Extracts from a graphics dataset
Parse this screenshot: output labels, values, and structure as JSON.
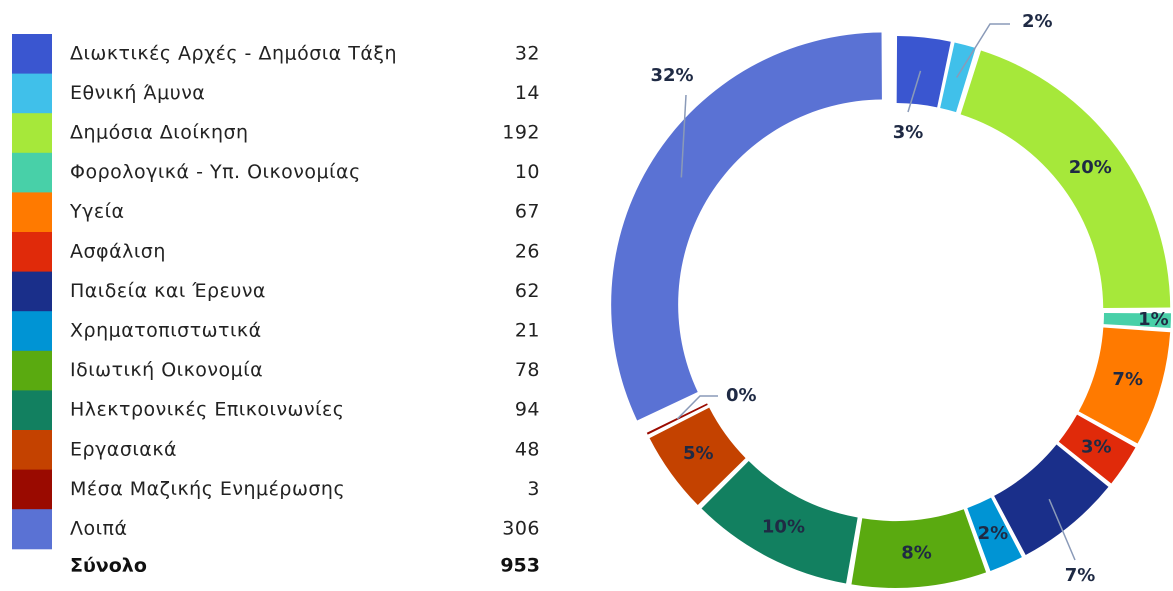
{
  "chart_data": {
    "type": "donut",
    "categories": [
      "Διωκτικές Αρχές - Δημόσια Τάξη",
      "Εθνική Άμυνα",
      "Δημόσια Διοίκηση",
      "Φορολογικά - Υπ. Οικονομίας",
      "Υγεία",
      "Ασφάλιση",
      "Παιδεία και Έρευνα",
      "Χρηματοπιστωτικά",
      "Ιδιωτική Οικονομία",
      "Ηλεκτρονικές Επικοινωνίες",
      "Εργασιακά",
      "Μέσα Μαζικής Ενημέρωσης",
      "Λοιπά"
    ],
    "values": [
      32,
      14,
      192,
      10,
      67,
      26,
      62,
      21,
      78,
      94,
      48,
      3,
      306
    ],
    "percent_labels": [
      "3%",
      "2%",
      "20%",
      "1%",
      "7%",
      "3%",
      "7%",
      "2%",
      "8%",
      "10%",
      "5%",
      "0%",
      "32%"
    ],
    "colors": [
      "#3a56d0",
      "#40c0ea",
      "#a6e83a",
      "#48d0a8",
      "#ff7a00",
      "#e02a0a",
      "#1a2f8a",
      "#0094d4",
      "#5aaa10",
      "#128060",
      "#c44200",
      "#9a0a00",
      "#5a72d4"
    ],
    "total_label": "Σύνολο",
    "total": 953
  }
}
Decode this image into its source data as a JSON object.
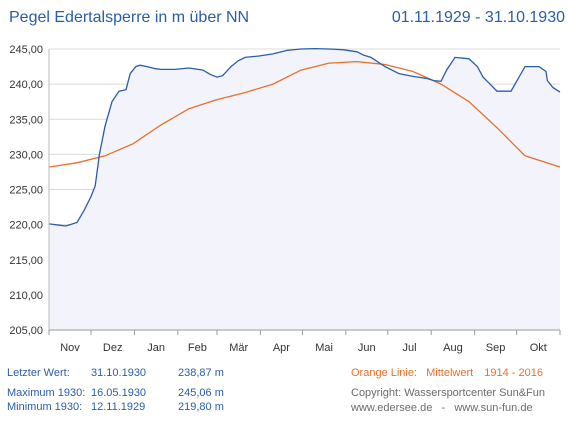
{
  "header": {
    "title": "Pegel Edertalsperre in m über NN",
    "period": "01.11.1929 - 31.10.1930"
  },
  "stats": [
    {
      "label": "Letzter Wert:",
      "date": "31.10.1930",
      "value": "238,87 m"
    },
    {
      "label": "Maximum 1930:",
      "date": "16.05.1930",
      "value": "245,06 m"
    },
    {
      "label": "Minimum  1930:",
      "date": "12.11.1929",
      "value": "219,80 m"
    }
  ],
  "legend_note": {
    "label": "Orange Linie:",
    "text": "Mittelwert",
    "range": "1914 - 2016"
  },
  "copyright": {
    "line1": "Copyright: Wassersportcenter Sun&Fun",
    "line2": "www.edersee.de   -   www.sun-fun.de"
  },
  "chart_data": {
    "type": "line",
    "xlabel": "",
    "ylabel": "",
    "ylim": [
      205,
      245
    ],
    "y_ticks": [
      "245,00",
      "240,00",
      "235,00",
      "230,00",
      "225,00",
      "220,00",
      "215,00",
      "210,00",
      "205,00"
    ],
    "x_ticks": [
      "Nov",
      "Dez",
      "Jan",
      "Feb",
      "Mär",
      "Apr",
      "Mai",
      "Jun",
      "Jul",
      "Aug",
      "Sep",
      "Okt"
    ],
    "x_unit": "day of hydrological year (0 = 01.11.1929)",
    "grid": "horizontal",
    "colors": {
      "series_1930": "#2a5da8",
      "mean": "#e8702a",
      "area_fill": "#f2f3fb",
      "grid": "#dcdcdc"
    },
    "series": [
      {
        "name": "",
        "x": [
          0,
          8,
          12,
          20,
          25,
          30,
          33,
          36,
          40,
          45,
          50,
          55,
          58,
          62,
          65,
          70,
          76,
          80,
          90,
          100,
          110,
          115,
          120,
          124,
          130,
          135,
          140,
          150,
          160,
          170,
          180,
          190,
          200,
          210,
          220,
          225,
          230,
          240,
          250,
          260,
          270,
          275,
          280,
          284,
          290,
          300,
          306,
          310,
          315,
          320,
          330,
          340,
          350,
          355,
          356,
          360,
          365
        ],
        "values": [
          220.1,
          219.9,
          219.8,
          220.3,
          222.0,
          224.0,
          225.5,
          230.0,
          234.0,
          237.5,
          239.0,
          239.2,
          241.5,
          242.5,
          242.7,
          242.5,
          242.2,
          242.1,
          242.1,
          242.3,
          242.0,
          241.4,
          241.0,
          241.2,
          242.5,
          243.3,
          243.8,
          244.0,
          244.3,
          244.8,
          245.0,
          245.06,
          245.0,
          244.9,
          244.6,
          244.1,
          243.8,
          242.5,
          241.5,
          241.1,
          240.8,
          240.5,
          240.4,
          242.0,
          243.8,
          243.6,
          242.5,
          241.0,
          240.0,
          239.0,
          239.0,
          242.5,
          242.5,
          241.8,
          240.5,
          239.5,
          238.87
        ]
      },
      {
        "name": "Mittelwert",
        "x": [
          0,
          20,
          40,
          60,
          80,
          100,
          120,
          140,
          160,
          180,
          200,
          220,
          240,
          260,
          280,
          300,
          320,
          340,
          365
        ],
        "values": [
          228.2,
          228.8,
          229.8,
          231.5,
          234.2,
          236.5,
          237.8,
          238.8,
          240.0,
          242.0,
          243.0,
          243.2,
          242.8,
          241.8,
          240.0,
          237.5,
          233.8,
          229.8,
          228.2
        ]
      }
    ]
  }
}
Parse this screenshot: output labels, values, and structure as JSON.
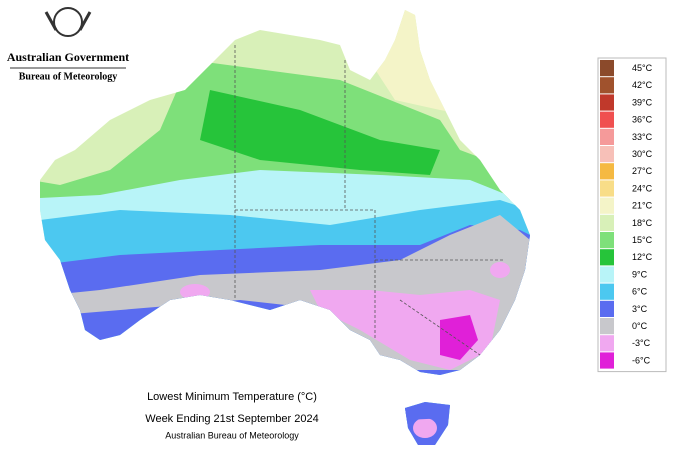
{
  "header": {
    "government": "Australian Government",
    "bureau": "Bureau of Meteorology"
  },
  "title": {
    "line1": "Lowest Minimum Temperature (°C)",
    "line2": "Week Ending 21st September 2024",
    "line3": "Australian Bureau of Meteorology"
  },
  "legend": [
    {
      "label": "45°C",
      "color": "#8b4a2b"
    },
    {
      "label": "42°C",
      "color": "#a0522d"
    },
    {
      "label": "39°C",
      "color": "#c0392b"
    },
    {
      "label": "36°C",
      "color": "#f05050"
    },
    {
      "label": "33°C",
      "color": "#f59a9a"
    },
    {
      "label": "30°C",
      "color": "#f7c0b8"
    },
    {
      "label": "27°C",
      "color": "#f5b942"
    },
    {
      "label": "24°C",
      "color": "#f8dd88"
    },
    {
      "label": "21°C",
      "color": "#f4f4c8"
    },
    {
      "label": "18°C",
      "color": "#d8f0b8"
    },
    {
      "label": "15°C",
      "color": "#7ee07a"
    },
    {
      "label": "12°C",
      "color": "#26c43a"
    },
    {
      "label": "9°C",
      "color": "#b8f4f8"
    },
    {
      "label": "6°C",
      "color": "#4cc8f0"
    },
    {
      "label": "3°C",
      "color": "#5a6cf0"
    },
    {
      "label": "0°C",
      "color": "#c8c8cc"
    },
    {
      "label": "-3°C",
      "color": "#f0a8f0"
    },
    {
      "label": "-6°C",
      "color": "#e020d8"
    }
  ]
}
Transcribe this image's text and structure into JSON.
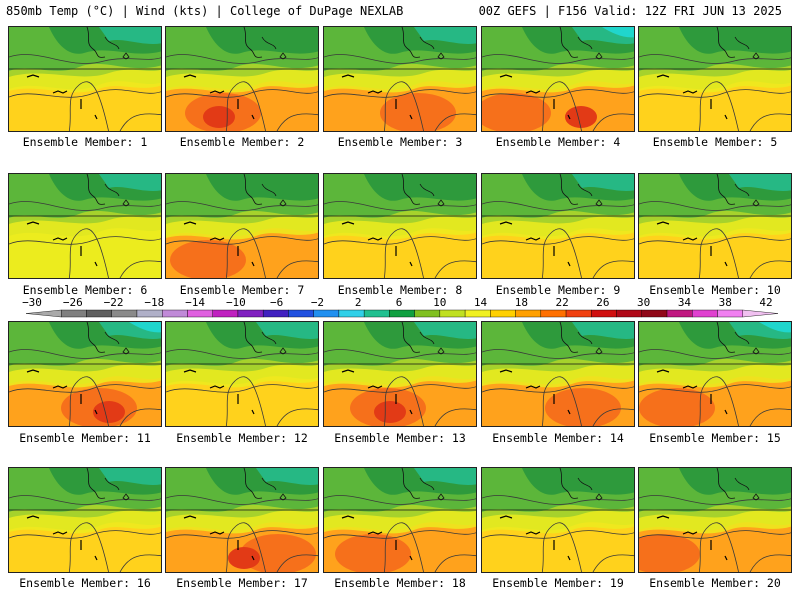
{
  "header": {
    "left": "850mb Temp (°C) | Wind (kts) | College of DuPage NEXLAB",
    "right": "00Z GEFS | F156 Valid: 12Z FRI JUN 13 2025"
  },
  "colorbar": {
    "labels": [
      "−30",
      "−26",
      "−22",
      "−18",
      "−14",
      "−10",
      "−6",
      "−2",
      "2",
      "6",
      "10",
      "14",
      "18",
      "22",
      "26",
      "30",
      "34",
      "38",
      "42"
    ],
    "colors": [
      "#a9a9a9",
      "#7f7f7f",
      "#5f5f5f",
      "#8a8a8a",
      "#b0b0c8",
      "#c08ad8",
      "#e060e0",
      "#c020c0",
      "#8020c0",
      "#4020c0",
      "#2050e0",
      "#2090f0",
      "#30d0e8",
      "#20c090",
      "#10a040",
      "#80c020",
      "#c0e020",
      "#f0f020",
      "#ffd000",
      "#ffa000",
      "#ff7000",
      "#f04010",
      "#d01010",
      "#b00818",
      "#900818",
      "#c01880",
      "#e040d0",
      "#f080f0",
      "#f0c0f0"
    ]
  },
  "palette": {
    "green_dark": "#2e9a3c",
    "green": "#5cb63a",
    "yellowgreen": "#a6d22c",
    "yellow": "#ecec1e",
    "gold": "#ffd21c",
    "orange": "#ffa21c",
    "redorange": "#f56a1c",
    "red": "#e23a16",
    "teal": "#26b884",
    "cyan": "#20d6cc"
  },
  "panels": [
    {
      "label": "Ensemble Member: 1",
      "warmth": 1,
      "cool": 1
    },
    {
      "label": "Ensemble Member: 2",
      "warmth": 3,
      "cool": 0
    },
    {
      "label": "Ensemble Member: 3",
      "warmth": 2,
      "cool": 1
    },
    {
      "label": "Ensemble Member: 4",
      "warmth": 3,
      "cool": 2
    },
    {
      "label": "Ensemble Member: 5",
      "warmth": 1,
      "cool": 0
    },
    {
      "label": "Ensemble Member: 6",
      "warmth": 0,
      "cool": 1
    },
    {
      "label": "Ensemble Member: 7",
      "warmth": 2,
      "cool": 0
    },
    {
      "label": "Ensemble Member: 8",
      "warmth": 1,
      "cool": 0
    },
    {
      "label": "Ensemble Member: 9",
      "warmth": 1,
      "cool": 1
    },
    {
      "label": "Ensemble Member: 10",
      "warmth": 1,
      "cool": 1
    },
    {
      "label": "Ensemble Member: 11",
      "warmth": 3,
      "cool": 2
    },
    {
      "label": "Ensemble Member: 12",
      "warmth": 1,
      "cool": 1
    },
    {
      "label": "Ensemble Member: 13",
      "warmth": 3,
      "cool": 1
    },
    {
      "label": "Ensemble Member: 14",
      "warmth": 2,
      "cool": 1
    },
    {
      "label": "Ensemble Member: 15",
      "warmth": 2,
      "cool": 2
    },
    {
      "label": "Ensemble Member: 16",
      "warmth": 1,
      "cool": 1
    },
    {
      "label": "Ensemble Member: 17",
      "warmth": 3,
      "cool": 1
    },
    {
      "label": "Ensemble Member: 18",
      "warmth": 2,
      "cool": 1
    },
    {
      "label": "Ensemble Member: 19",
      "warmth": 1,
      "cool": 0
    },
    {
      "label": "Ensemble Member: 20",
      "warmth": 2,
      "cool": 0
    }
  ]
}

- Brief
Where a line of the entries contains the word "into", copy that line.

- Correct answer
Decode this image into its source data as a JSON object.
Transcribe this image's text and structure into JSON.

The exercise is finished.